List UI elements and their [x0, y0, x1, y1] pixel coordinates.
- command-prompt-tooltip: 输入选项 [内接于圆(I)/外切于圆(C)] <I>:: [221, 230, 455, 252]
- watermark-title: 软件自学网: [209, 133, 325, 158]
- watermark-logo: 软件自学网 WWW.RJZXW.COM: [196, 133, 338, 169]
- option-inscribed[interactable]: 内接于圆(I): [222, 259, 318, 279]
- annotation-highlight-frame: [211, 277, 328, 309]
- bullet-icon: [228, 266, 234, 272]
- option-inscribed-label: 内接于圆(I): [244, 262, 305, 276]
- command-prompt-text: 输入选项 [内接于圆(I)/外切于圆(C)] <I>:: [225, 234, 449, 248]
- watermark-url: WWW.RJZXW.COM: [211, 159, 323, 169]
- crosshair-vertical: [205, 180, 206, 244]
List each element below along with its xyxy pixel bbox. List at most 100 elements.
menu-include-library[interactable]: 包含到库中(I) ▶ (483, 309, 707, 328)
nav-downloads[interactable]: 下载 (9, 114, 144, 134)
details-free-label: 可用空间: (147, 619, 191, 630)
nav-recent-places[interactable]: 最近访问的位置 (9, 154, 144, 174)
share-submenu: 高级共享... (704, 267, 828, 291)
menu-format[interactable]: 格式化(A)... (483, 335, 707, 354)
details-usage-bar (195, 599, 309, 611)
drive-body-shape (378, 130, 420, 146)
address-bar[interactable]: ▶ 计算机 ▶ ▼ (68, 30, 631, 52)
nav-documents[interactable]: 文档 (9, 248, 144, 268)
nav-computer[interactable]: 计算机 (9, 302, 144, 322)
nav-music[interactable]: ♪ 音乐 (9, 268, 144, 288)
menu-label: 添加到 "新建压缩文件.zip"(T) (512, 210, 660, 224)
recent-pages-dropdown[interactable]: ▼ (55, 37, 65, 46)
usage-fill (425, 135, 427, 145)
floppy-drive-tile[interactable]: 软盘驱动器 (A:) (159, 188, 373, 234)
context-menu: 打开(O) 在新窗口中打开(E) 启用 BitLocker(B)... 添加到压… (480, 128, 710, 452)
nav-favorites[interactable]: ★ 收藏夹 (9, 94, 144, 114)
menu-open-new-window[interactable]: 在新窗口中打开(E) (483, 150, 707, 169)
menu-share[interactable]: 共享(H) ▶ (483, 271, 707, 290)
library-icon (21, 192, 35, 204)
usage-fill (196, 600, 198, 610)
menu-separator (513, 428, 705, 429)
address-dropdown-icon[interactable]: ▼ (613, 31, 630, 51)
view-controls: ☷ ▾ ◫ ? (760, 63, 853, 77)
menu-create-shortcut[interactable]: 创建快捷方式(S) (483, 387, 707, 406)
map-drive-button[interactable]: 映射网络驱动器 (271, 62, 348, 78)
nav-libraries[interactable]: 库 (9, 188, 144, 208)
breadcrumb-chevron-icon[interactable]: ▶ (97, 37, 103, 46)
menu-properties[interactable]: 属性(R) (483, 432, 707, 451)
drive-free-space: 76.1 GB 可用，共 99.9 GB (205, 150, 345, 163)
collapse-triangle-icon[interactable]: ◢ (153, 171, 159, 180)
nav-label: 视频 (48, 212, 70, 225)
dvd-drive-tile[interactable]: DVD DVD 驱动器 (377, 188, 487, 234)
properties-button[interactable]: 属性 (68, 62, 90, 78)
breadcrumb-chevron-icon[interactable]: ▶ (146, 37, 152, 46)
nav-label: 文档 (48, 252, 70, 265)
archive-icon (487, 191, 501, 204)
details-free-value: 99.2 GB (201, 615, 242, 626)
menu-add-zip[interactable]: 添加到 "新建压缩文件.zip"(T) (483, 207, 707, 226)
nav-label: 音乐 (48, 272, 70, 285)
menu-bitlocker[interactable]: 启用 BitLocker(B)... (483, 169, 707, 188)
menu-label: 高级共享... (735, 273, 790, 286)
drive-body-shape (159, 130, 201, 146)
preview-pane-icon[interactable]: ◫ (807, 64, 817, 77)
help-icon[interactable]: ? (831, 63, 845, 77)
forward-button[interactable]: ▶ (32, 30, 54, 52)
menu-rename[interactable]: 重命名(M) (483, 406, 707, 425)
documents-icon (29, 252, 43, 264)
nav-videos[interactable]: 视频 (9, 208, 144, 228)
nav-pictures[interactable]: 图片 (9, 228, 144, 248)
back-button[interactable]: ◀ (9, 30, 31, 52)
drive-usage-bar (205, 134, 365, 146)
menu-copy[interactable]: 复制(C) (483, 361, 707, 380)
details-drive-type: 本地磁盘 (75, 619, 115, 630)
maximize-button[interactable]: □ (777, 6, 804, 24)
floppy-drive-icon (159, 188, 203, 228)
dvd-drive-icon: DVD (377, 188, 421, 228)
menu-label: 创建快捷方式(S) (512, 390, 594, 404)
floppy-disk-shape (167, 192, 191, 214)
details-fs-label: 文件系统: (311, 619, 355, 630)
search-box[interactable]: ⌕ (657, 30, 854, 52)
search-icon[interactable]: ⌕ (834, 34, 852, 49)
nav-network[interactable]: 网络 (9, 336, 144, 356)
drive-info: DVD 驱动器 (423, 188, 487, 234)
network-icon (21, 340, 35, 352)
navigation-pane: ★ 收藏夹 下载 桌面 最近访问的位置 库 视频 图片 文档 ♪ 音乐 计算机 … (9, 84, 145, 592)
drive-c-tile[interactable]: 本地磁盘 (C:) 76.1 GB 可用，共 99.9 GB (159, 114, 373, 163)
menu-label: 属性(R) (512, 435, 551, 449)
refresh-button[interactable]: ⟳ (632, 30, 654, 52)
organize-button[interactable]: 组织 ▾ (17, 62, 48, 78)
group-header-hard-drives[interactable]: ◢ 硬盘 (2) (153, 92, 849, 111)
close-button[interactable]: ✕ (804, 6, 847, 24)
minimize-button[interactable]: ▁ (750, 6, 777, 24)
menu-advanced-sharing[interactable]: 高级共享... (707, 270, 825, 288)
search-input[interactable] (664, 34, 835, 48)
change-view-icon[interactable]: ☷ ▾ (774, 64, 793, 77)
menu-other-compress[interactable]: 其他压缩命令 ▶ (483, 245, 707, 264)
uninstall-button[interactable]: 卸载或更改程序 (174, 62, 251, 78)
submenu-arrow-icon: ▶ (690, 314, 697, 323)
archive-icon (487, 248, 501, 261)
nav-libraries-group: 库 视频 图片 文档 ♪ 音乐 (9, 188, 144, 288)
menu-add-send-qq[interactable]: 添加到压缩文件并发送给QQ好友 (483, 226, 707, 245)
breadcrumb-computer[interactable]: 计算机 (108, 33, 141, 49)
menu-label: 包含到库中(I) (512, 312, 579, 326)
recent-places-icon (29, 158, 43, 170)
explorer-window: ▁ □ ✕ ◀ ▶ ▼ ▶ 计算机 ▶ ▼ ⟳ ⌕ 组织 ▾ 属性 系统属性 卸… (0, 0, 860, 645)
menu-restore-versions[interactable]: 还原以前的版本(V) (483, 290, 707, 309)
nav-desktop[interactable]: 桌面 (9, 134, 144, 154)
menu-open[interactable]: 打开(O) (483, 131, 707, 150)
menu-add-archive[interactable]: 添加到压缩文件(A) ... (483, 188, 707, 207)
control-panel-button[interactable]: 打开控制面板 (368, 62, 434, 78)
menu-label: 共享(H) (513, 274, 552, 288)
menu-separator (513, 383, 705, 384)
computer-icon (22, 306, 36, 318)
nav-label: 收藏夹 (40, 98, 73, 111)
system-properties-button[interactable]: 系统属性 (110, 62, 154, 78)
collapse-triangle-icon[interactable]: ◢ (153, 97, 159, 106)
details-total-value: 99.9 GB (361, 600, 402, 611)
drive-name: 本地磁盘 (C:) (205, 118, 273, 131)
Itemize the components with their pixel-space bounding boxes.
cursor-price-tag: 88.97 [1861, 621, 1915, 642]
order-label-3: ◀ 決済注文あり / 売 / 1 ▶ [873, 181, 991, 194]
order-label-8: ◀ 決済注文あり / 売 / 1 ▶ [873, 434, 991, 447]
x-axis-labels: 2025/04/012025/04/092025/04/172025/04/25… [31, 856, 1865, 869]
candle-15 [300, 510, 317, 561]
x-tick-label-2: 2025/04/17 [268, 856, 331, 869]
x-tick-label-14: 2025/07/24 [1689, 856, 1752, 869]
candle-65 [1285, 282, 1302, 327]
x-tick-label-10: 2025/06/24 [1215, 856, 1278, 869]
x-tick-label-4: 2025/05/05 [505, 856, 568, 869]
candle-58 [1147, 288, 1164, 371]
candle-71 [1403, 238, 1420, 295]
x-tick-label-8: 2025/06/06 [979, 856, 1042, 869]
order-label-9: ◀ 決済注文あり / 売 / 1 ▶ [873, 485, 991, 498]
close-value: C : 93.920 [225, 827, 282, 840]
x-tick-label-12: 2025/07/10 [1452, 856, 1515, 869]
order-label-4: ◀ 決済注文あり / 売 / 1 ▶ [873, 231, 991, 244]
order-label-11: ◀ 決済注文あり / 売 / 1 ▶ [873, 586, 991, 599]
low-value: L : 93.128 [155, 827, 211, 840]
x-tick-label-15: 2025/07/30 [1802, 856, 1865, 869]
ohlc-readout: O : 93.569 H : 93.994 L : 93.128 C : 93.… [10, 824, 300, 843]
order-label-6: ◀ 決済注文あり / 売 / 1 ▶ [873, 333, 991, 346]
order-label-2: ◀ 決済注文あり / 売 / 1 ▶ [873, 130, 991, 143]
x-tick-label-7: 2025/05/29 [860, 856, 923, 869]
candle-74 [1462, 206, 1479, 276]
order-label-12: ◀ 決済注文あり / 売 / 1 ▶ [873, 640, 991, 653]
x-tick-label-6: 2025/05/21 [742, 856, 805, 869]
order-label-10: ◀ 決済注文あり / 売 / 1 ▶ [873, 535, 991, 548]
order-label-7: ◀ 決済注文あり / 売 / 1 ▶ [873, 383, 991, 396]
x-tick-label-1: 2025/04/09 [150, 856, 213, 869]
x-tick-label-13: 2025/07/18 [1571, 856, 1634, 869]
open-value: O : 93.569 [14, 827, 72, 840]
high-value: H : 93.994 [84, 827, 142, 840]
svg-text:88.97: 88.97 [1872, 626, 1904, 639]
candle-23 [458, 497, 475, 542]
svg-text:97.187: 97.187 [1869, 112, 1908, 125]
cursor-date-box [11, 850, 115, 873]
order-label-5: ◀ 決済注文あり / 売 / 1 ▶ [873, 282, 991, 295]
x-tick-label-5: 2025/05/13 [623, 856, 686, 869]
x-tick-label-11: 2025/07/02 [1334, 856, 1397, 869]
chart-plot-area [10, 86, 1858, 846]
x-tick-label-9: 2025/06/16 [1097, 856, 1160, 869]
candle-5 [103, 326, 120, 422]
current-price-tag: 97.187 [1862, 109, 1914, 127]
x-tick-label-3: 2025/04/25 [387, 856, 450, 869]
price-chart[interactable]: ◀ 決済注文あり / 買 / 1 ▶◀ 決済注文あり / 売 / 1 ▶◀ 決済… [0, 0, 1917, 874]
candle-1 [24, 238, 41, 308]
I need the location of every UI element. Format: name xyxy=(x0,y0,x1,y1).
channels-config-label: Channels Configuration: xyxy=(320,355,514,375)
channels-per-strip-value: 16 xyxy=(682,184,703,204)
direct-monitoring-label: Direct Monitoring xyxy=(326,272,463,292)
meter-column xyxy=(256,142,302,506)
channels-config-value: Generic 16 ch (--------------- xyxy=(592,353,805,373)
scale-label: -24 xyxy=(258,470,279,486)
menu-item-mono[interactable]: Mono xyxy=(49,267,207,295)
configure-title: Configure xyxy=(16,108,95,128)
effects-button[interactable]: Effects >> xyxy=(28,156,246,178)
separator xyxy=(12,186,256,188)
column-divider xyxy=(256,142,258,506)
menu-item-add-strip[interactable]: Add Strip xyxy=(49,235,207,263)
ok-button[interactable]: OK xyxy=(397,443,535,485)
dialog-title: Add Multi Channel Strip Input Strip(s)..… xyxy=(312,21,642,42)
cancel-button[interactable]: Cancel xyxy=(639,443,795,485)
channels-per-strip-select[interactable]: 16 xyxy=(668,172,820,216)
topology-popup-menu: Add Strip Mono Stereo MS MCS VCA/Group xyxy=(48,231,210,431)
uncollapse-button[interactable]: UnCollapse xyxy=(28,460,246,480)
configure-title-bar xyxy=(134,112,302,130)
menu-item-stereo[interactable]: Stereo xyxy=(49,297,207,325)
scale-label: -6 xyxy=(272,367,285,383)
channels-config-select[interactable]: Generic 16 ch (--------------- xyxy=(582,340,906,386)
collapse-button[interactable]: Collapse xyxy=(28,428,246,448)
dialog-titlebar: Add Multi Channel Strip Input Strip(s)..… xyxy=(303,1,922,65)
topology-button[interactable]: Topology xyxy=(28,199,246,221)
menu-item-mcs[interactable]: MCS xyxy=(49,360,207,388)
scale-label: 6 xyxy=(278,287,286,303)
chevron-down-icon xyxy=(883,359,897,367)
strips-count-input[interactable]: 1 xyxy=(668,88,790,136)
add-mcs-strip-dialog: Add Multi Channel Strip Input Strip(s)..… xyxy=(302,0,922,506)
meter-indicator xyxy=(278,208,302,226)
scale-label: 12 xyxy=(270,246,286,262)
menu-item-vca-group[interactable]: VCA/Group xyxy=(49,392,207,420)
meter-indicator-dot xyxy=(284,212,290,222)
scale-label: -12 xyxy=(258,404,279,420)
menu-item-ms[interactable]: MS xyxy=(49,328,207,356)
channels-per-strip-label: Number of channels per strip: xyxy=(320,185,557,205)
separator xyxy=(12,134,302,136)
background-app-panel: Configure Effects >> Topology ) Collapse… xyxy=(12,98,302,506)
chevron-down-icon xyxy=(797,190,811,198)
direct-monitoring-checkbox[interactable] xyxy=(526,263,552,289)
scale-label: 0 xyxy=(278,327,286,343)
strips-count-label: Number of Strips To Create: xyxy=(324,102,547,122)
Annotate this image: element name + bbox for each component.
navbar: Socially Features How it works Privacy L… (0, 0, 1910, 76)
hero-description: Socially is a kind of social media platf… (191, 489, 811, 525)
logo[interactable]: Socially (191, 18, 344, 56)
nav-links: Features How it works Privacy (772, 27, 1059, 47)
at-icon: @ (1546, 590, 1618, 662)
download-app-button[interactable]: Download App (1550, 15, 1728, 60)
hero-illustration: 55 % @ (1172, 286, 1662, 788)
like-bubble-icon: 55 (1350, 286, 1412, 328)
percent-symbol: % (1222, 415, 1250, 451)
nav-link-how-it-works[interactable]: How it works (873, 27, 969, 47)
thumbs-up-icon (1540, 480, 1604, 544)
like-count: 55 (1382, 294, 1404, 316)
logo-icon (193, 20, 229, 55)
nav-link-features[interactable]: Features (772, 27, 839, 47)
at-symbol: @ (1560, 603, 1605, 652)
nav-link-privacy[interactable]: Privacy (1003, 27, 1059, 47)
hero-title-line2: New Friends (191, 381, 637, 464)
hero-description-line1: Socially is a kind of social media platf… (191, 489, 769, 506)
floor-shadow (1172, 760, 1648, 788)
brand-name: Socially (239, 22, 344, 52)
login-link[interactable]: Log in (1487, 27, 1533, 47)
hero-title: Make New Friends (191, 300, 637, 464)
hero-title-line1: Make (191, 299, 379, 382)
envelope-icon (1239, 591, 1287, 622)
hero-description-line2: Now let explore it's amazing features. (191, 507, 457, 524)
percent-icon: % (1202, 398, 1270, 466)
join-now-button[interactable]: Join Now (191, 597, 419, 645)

What you have to do — Pick out every line in the records above that contains the word "their", and copy each of those lines in full.

Worked solution —
List UI elements and their [x0, y0, x1, y1] pixel coordinates.
Itemize the components with their pixel-space bounding boxes.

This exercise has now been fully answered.